* [TASK INSTRUCTIONS]
Find every line in the entries below that contains the word "space" and copy each of those lines.

━━━━━ PROVIDED INFORMATION

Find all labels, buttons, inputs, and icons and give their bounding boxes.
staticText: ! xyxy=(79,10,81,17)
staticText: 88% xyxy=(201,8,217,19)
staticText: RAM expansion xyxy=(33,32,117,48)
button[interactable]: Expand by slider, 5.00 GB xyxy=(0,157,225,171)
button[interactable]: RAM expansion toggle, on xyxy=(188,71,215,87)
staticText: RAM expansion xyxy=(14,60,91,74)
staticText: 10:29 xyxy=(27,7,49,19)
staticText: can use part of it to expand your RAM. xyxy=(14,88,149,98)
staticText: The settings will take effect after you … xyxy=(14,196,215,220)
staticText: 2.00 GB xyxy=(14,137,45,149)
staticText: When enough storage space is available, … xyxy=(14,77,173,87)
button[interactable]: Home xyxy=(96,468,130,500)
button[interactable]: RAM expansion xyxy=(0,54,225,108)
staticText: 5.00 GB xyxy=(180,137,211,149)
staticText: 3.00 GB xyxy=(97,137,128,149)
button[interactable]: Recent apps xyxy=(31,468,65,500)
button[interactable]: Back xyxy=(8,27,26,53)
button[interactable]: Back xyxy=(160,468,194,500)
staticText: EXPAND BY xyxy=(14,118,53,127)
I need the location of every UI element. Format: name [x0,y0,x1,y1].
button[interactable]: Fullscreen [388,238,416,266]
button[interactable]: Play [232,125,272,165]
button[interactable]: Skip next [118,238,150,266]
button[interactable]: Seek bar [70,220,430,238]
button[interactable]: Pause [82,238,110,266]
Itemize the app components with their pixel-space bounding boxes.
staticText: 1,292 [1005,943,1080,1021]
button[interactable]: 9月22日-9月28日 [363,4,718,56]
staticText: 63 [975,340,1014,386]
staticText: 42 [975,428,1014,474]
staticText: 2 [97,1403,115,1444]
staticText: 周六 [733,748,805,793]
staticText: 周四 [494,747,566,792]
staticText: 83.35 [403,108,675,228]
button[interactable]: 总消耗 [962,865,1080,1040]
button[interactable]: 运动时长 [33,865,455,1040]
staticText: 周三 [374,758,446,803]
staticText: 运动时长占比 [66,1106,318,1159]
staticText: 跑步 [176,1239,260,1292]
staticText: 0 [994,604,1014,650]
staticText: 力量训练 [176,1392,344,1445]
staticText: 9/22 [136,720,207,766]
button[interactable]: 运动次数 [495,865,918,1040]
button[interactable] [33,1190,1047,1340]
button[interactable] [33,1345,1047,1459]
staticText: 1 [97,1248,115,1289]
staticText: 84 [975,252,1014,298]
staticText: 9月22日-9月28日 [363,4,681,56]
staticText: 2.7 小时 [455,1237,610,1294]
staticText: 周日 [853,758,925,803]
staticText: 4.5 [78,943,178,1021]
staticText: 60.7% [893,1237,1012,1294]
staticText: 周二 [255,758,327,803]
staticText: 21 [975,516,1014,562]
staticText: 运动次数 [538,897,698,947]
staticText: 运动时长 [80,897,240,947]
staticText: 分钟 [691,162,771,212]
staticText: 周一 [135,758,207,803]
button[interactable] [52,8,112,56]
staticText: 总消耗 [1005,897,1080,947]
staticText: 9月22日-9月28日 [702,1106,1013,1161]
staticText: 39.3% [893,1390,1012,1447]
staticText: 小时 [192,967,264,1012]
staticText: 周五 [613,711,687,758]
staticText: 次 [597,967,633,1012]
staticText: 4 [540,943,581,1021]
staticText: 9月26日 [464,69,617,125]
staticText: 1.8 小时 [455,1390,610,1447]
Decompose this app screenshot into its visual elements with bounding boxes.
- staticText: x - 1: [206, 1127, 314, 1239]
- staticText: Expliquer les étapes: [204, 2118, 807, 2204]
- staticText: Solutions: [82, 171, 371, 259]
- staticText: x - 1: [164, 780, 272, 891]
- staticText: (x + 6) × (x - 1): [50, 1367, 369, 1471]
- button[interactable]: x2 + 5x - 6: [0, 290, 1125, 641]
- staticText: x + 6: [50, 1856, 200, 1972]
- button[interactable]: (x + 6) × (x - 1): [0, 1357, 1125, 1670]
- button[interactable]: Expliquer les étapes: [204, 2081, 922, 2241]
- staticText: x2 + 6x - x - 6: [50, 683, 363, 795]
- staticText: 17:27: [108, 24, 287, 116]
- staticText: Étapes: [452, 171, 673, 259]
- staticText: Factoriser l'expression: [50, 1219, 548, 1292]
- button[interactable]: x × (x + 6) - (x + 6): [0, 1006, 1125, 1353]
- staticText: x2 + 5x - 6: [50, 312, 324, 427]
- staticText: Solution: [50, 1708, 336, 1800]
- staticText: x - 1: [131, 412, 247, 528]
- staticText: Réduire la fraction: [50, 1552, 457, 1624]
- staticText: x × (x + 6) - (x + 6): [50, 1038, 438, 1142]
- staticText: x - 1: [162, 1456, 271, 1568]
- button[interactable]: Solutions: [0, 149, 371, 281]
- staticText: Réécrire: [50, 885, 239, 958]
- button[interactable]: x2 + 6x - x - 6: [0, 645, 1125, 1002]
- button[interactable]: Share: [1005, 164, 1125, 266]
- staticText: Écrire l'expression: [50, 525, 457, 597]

━━━━━━━━━━

* [ANSWER FOR THIS EXERCISE]
staticText: When enough storage space is available, … xyxy=(14,77,173,87)
Itemize the app components with their pixel-space bounding boxes.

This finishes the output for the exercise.